* Begin RECORD SET *
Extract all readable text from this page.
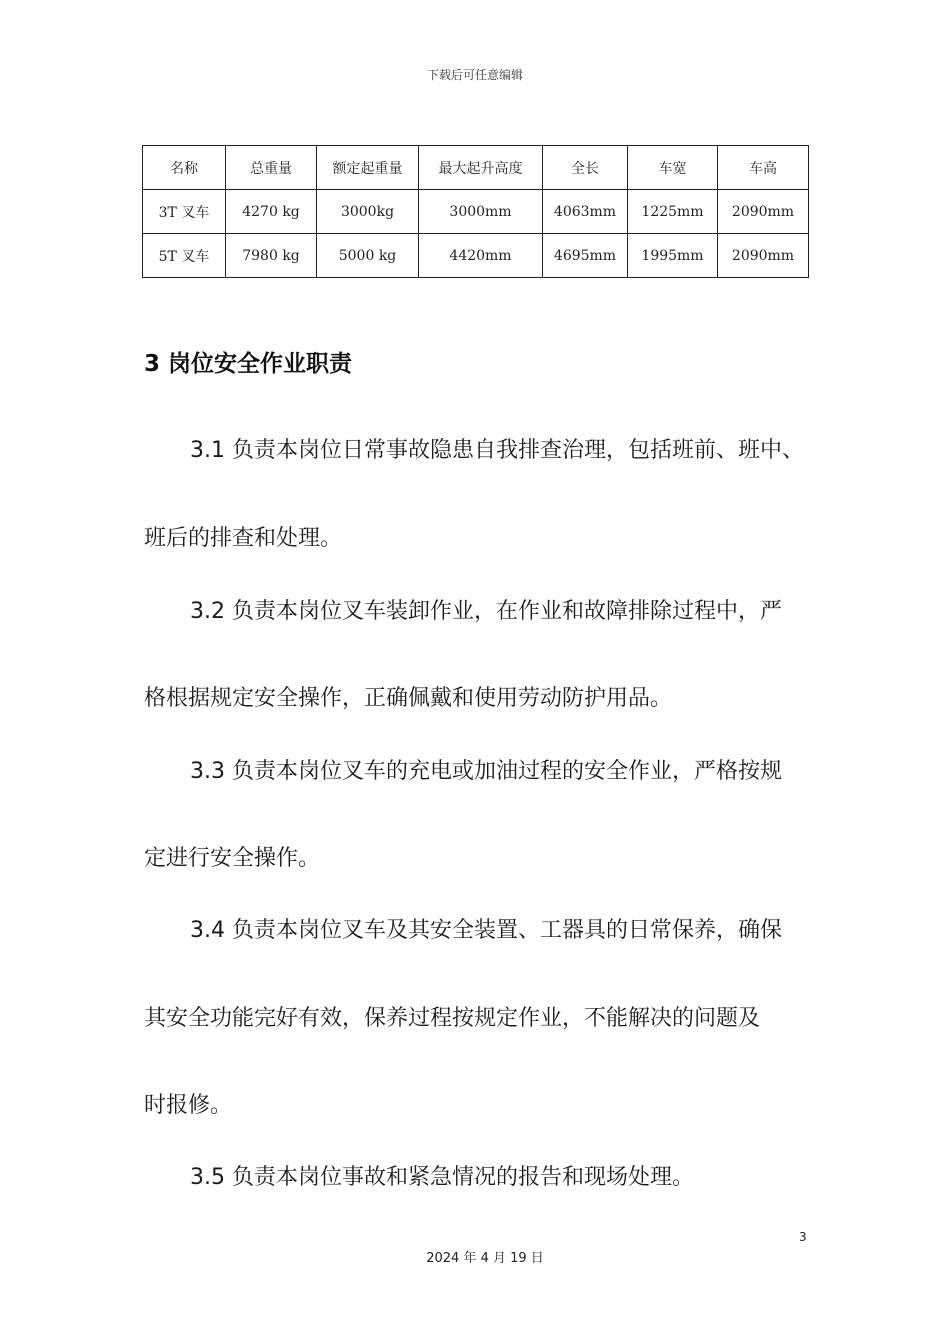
下载后可任意编辑
名称	总重量	额定起重量	最大起升高度	全长	车宽	车高
3T 叉车	4270 kg	3000kg	3000mm	4063mm	1225mm	2090mm
5T 叉车	7980 kg	5000 kg	4420mm	4695mm	1995mm	2090mm
3 岗位安全作业职责
3.1 负责本岗位日常事故隐患自我排查治理，包括班前、班中、
班后的排查和处理。
3.2 负责本岗位叉车装卸作业，在作业和故障排除过程中，严
格根据规定安全操作，正确佩戴和使用劳动防护用品。
3.3 负责本岗位叉车的充电或加油过程的安全作业，严格按规
定进行安全操作。
3.4 负责本岗位叉车及其安全装置、工器具的日常保养，确保
其安全功能完好有效，保养过程按规定作业，不能解决的问题及
时报修。
3.5 负责本岗位事故和紧急情况的报告和现场处理。
3
2024 年 4 月 19 日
* End RECORD SET *
WHAT THE TASK ASKS = Nothing but the pictures may be dropped; output the records above exactly.

SOLUTION =
Extract all readable text from this page.
下载后可任意编辑
名称	总重量	额定起重量	最大起升高度	全长	车宽	车高
3T 叉车	4270 kg	3000kg	3000mm	4063mm	1225mm	2090mm
5T 叉车	7980 kg	5000 kg	4420mm	4695mm	1995mm	2090mm
3 岗位安全作业职责
3.1 负责本岗位日常事故隐患自我排查治理，包括班前、班中、
班后的排查和处理。
3.2 负责本岗位叉车装卸作业，在作业和故障排除过程中，严
格根据规定安全操作，正确佩戴和使用劳动防护用品。
3.3 负责本岗位叉车的充电或加油过程的安全作业，严格按规
定进行安全操作。
3.4 负责本岗位叉车及其安全装置、工器具的日常保养，确保
其安全功能完好有效，保养过程按规定作业，不能解决的问题及
时报修。
3.5 负责本岗位事故和紧急情况的报告和现场处理。
3
2024 年 4 月 19 日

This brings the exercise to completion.